[Stored data]

** begin **

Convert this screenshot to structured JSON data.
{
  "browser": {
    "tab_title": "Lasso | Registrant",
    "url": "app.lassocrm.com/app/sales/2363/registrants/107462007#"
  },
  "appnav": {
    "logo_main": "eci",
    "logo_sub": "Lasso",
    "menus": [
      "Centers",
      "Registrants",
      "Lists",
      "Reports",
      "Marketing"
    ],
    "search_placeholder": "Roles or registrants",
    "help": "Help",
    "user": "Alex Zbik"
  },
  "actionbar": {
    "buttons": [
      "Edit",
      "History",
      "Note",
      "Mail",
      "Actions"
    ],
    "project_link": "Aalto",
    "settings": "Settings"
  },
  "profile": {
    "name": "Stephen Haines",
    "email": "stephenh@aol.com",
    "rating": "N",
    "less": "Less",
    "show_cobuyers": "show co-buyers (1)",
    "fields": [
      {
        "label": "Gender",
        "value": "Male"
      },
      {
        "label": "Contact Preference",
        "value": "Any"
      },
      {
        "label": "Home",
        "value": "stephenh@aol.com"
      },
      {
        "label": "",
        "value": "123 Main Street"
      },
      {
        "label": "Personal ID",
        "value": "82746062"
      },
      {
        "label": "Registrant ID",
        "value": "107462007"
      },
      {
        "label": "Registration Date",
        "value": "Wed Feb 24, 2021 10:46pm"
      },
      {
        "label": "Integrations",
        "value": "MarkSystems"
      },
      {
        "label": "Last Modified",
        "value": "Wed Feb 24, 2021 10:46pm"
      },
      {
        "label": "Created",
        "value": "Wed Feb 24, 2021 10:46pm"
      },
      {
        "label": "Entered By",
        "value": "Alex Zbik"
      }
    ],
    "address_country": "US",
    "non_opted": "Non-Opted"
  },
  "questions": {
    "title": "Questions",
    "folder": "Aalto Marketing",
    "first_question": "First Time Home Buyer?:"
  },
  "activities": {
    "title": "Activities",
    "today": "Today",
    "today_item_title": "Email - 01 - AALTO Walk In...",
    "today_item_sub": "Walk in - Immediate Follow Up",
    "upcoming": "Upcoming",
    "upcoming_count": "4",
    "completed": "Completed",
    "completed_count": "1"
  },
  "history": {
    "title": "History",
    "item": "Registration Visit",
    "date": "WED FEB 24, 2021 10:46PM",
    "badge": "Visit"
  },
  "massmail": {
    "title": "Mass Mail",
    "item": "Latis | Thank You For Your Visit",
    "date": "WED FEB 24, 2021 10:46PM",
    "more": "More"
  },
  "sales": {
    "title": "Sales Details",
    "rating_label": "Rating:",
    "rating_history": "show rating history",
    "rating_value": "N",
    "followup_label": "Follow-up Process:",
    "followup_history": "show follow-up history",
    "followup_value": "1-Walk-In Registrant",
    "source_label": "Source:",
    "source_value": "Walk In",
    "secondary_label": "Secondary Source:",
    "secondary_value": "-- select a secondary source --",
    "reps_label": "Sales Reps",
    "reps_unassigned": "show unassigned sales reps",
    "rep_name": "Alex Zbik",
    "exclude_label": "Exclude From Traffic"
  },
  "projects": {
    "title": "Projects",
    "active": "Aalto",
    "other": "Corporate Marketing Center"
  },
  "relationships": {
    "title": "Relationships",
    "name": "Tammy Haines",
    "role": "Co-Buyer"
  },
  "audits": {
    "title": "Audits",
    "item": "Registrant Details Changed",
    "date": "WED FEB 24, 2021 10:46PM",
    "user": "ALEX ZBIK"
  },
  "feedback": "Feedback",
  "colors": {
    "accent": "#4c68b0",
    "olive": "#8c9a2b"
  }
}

** end **

> STATED GOAL
Count every line in the preceding entries where the string "stephenh" appears, then state only the total.

> EXERCISE RESPONSE
2